> _Data supplied_:
....................
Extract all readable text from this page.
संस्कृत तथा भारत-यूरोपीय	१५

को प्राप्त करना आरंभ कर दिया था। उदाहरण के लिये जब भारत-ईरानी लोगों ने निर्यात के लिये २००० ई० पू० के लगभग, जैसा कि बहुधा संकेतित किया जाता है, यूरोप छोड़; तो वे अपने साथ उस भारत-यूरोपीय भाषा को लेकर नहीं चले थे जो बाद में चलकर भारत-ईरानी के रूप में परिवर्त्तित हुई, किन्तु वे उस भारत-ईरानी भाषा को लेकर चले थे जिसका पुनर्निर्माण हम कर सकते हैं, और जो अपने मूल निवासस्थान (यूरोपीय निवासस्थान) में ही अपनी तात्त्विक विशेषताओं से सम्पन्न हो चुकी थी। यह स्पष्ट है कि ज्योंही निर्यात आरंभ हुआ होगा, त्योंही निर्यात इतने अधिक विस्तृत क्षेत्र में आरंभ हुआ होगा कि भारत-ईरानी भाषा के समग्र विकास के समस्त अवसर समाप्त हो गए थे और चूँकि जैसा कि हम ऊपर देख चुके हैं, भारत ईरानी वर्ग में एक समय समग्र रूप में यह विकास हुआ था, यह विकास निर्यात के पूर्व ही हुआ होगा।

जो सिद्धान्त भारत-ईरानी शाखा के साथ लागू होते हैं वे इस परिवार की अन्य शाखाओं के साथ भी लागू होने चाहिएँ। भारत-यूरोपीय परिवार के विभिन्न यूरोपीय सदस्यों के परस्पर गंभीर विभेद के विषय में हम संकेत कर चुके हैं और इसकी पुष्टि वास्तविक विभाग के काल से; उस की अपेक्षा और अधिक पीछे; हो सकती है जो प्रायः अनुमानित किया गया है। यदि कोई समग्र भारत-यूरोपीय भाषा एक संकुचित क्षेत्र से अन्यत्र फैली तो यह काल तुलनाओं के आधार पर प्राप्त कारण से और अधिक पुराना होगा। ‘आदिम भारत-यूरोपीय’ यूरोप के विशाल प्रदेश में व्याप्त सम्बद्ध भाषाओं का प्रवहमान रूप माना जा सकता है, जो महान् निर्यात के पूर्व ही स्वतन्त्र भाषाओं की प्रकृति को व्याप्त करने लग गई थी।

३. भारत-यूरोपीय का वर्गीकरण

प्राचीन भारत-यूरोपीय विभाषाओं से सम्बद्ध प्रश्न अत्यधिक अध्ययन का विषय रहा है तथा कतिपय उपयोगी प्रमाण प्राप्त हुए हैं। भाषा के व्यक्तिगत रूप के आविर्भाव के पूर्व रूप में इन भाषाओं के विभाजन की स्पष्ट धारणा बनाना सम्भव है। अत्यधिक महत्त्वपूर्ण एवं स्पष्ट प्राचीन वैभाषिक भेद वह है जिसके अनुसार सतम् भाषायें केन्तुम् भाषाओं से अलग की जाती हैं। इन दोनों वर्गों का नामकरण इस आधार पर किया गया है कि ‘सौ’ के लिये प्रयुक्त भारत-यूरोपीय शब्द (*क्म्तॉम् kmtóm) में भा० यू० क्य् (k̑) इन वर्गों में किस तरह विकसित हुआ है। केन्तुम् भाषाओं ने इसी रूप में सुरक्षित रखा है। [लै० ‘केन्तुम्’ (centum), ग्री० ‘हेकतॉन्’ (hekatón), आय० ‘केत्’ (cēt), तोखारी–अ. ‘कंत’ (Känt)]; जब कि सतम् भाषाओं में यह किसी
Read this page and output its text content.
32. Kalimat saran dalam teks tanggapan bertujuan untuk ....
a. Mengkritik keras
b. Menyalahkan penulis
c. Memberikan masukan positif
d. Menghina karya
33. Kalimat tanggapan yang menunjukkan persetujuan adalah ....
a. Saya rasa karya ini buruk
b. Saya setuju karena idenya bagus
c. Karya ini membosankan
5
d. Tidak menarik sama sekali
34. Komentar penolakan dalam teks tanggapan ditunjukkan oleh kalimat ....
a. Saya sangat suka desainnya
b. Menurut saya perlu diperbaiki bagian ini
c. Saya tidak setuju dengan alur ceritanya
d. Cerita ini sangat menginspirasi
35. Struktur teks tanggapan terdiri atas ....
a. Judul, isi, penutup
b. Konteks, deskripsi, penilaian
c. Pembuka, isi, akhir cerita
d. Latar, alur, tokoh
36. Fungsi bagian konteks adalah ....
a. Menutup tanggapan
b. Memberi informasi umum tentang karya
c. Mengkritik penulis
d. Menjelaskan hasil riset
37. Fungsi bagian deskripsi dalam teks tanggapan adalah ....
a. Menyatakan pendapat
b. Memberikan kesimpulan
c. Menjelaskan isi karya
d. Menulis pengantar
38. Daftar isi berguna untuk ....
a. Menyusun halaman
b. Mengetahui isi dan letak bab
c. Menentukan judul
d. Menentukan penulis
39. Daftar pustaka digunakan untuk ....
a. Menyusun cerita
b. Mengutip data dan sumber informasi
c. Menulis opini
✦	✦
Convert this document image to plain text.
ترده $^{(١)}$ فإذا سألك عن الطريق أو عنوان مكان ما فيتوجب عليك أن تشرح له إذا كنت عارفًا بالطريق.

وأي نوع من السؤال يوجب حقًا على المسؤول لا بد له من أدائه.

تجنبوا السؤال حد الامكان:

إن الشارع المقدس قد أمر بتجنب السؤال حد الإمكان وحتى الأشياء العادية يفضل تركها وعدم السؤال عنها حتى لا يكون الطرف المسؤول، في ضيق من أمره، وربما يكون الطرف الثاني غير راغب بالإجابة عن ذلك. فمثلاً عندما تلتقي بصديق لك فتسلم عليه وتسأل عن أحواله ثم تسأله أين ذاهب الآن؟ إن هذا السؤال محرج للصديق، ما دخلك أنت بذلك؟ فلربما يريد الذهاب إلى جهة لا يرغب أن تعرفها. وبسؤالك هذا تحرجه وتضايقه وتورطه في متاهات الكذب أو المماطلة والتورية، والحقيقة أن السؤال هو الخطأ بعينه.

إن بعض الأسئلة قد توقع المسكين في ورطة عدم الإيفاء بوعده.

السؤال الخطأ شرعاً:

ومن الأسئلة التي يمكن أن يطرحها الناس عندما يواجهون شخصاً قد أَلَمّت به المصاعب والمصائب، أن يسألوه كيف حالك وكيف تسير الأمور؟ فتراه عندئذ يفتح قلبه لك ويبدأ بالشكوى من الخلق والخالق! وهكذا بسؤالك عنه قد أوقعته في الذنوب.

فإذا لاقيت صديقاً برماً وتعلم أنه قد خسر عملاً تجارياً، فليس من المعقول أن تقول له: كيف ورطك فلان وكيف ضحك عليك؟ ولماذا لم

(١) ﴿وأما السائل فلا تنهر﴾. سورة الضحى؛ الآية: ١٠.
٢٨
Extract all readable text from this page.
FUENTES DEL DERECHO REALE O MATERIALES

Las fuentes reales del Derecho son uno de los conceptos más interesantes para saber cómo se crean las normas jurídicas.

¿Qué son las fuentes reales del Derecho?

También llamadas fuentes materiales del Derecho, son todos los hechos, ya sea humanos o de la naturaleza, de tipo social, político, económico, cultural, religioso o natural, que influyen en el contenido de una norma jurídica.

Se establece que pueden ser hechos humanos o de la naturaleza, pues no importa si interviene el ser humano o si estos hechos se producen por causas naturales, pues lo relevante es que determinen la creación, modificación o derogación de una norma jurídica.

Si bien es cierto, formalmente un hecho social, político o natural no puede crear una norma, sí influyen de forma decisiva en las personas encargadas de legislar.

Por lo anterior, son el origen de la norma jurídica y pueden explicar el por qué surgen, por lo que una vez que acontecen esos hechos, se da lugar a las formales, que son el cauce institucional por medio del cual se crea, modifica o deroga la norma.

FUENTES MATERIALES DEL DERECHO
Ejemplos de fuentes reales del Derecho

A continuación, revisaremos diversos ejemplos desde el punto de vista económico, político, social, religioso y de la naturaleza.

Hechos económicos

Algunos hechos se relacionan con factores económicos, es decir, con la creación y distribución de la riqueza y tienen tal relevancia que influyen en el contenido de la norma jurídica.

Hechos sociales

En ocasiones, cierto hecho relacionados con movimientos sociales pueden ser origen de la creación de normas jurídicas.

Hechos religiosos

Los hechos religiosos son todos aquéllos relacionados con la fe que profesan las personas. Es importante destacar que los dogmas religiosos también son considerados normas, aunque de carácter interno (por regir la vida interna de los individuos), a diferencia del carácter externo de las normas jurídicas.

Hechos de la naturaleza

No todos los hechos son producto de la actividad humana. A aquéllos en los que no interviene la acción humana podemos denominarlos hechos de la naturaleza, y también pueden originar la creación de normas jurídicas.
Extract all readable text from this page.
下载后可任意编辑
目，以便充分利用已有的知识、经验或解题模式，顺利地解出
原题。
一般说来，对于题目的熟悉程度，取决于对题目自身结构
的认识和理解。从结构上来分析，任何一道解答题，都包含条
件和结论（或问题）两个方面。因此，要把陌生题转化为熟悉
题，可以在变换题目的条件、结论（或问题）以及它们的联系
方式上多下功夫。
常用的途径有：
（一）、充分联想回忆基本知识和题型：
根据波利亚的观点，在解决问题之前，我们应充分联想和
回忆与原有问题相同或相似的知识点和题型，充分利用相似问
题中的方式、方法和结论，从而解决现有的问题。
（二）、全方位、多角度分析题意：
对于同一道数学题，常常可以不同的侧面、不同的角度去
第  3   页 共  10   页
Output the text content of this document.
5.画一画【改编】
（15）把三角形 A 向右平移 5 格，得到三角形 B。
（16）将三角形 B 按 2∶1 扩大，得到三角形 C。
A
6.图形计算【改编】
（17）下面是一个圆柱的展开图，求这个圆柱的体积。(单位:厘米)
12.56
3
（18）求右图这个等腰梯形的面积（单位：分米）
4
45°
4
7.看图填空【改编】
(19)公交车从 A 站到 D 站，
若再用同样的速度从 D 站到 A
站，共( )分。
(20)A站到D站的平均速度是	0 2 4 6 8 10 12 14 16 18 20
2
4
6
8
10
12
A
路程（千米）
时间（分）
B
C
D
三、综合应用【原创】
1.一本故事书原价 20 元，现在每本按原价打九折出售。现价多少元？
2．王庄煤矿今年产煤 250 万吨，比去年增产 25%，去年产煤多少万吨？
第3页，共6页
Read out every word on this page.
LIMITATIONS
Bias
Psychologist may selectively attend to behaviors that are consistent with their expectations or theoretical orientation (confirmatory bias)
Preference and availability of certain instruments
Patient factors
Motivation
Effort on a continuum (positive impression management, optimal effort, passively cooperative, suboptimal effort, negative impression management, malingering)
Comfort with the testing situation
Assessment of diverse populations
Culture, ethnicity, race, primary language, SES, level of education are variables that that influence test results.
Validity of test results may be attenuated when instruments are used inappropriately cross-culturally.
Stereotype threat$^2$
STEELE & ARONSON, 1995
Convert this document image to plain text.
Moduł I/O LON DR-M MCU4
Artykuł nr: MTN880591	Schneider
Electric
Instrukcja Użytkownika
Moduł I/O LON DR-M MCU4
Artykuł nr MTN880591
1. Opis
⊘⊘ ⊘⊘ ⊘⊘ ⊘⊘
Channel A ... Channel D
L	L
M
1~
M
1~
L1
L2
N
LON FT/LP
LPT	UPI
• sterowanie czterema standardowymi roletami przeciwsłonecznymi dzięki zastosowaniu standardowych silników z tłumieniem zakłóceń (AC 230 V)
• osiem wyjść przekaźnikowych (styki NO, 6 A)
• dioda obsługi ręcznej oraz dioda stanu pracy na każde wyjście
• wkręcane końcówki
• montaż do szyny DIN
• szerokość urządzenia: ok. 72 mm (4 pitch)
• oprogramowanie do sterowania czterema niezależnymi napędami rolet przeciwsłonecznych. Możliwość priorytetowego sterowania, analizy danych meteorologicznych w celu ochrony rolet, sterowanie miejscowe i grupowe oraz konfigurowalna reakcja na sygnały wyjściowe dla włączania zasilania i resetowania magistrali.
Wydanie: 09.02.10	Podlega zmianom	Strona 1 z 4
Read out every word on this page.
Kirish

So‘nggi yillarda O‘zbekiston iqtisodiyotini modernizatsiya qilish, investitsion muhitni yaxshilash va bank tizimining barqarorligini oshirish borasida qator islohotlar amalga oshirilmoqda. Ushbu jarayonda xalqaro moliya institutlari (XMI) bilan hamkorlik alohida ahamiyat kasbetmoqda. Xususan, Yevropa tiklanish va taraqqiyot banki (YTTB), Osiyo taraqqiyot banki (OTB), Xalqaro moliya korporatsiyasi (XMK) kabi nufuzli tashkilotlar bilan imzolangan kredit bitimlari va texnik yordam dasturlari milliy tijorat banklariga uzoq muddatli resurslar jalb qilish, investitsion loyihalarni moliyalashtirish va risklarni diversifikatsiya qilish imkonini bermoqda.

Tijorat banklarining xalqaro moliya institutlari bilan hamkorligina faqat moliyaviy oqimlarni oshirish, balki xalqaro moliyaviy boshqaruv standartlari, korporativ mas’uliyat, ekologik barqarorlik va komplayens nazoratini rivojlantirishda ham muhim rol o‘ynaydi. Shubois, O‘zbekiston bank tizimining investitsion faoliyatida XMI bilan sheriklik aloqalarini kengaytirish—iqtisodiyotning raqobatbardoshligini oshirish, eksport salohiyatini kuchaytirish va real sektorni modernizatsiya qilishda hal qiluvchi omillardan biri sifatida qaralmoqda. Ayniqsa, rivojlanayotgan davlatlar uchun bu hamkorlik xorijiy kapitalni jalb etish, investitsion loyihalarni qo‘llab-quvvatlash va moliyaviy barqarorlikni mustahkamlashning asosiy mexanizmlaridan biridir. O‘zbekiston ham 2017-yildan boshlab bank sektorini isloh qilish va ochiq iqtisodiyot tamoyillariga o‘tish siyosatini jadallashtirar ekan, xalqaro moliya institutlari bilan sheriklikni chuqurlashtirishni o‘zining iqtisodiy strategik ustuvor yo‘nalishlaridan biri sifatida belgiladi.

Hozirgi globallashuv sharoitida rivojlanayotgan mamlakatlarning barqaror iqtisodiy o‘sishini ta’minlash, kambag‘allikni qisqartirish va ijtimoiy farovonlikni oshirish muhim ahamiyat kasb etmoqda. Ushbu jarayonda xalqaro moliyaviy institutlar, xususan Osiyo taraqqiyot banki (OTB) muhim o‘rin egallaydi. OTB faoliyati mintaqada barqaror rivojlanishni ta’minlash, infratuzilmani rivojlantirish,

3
....................
> _What to work on_: Look for lines containing the string "Menjelaskan" and copy them all.

> _Solution to this problem_:
d. Menjelaskan hasil riset
c. Menjelaskan isi karya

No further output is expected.